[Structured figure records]

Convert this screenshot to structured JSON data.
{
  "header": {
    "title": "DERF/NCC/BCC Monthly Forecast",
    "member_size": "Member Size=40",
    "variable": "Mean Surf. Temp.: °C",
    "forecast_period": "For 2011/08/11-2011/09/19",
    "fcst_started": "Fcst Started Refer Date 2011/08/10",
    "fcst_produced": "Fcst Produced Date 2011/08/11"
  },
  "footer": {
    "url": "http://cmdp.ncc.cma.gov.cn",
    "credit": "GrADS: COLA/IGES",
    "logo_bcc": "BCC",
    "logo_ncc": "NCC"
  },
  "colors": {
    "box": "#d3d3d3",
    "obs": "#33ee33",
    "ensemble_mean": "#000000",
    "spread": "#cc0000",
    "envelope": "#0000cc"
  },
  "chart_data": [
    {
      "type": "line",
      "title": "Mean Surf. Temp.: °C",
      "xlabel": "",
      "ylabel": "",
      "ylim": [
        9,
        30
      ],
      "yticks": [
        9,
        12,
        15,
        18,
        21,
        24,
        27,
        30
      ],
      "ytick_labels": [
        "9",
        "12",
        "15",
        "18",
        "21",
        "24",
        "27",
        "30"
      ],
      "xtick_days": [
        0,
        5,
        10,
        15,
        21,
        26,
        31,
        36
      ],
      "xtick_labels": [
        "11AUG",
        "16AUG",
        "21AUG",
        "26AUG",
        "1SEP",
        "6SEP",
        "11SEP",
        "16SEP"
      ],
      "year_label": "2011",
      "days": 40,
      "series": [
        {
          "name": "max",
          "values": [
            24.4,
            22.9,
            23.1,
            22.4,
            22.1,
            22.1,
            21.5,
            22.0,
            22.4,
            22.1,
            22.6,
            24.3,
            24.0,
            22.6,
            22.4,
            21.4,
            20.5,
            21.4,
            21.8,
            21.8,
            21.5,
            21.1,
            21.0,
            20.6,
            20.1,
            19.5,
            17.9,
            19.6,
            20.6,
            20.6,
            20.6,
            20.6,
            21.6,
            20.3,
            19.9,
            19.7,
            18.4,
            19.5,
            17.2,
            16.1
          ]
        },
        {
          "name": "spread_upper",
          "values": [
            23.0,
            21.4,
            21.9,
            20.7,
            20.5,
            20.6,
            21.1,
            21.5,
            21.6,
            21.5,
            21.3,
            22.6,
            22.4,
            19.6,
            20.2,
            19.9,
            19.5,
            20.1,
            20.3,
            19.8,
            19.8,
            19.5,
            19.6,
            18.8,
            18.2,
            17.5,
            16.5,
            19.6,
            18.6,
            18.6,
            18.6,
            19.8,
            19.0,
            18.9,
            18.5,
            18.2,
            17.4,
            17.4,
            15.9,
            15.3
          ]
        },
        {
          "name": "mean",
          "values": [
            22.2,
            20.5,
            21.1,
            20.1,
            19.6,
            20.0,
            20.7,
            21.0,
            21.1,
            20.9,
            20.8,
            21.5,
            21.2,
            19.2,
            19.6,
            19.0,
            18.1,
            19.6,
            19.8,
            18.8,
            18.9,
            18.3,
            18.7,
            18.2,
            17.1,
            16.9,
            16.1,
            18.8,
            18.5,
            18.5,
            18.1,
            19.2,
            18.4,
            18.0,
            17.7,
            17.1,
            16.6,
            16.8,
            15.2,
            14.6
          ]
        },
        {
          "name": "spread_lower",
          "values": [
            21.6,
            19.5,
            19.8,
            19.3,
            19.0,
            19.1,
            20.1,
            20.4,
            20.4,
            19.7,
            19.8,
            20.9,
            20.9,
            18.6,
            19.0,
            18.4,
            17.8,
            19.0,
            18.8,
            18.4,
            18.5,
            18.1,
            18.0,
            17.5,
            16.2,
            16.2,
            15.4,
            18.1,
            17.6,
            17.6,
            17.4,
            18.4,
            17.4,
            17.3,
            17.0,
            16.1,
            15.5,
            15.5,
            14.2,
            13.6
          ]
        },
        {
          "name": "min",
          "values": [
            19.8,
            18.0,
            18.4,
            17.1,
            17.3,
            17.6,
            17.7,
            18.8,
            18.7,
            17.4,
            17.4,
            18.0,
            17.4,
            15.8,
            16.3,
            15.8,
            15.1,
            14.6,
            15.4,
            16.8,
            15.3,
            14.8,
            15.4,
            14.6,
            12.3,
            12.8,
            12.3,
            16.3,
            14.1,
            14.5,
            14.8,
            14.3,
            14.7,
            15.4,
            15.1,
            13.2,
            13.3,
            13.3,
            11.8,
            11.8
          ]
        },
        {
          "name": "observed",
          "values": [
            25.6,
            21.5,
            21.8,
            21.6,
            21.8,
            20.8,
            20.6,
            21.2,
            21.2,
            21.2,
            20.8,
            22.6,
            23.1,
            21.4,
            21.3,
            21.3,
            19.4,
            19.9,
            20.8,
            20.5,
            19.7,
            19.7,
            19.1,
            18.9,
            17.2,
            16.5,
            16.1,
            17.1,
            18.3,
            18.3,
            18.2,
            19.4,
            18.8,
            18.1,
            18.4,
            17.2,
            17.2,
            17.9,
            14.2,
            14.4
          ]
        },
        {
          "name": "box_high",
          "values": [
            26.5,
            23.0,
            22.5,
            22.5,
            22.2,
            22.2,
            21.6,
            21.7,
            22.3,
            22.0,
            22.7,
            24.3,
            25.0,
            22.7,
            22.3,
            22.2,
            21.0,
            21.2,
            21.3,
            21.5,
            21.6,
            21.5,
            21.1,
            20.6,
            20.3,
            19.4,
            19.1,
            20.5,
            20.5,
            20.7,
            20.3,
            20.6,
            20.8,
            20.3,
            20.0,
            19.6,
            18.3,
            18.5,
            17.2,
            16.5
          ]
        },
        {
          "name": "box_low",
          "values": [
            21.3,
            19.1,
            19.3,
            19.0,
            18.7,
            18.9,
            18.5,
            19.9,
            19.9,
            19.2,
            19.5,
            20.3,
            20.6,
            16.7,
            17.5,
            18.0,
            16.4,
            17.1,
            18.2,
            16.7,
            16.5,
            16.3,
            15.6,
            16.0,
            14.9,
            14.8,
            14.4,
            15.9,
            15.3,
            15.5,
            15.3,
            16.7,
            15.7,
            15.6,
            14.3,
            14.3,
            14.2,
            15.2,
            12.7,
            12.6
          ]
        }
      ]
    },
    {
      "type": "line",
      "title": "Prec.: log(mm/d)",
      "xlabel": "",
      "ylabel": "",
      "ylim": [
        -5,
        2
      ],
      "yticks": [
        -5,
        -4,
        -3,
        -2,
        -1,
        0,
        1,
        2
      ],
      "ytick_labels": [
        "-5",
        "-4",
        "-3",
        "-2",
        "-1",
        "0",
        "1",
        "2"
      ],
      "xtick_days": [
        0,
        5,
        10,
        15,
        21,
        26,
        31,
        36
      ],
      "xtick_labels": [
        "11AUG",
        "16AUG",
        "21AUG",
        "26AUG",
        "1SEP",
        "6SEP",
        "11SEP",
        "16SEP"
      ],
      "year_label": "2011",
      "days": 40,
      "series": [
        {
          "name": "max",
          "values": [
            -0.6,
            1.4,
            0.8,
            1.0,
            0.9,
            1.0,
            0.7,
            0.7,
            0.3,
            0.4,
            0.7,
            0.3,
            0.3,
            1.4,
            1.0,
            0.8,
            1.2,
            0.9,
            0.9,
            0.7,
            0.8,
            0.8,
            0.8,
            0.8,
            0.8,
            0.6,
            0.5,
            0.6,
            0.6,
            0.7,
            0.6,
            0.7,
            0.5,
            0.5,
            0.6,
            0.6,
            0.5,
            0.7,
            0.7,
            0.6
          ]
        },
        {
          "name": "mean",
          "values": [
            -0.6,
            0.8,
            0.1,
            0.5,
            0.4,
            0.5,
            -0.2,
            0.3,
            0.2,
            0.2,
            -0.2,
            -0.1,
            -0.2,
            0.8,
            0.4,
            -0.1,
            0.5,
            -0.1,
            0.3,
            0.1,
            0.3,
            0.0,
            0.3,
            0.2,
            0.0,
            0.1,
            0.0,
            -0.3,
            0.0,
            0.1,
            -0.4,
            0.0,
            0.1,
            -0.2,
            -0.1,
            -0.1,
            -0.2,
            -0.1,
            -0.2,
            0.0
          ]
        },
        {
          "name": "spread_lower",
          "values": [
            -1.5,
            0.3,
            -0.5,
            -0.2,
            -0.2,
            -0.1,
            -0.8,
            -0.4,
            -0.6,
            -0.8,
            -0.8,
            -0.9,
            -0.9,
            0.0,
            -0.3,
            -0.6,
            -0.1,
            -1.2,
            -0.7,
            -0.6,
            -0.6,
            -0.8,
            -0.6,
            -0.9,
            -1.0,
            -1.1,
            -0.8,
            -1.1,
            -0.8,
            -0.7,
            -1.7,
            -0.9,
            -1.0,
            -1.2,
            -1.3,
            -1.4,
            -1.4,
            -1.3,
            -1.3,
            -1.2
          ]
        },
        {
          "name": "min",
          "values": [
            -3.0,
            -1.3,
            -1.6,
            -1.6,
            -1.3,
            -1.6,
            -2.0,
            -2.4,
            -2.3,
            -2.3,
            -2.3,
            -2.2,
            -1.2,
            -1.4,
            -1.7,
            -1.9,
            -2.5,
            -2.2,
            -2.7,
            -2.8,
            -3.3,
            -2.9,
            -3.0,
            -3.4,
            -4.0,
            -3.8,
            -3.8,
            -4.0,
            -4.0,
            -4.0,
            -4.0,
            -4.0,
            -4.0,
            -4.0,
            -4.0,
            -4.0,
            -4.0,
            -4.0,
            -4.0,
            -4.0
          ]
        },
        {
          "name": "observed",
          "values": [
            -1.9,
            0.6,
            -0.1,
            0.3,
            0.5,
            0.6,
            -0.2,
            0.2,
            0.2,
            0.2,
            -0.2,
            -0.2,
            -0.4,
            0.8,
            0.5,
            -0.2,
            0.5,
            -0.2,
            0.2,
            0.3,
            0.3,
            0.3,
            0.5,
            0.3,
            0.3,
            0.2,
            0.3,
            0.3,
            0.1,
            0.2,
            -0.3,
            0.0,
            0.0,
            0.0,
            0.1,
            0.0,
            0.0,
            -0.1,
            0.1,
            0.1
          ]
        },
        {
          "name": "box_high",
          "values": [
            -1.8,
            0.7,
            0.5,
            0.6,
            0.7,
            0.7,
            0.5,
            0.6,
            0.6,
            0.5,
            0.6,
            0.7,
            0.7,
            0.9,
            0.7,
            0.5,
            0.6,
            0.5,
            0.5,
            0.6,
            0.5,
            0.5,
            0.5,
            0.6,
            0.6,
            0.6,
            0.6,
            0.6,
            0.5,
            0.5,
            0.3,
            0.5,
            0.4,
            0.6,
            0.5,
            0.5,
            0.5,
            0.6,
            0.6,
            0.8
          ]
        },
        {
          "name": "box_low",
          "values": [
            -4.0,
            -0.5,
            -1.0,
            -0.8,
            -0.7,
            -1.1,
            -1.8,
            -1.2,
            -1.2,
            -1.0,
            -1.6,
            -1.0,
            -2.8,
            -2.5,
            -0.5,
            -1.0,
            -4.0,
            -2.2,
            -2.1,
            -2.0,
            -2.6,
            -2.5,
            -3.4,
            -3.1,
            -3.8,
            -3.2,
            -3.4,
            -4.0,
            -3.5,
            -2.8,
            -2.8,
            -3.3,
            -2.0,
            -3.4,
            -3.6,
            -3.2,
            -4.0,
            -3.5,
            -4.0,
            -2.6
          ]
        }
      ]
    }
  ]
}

The exercise
Give the count of lines holding the word "Date" and nothing more.

Completed exercise
2